• _Exercise prompt_
Identify the lines containing the word "order". Copy each one.

• _Dataset records_
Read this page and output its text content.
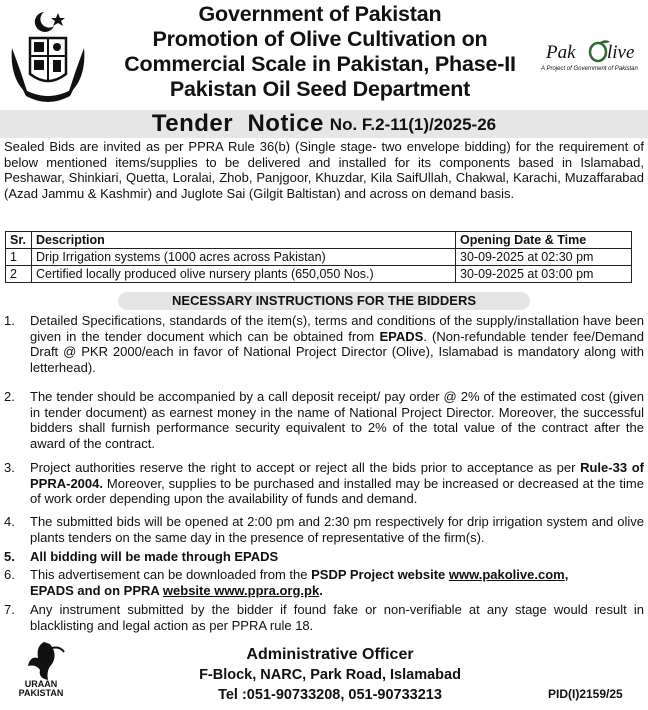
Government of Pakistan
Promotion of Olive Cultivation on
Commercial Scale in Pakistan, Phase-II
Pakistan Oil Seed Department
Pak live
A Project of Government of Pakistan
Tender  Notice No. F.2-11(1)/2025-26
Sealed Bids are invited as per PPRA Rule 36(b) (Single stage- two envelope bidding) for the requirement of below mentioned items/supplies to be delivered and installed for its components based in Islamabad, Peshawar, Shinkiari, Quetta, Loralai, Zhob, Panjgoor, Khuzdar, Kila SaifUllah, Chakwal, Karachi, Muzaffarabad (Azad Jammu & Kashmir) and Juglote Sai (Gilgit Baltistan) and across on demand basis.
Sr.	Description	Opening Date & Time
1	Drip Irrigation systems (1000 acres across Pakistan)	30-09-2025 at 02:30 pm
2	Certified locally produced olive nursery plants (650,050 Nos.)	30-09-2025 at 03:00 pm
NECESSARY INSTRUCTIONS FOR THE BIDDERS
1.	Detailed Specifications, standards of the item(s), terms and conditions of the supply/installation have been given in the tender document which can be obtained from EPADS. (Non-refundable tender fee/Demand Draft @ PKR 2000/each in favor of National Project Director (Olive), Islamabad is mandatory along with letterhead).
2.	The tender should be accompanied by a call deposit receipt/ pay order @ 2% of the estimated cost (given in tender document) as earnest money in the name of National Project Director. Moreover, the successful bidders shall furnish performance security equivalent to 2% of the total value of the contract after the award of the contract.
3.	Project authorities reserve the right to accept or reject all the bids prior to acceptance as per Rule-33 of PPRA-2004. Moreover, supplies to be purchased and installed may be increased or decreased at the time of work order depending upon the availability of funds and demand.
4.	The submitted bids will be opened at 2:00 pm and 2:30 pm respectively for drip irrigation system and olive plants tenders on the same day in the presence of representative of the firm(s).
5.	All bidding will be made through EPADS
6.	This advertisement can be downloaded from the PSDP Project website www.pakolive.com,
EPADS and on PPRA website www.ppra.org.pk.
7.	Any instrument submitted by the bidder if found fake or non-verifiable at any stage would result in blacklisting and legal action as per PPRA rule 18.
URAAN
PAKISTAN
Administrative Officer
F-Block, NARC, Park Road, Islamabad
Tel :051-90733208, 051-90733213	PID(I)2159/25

• _Response to this task_
2.	The tender should be accompanied by a call deposit receipt/ pay order @ 2% of the estimated cost (given in tender document) as earnest money in the name of National Project Director. Moreover, the successful bidders shall furnish performance security equivalent to 2% of the total value of the contract after the award of the contract.
3.	Project authorities reserve the right to accept or reject all the bids prior to acceptance as per Rule-33 of PPRA-2004. Moreover, supplies to be purchased and installed may be increased or decreased at the time of work order depending upon the availability of funds and demand.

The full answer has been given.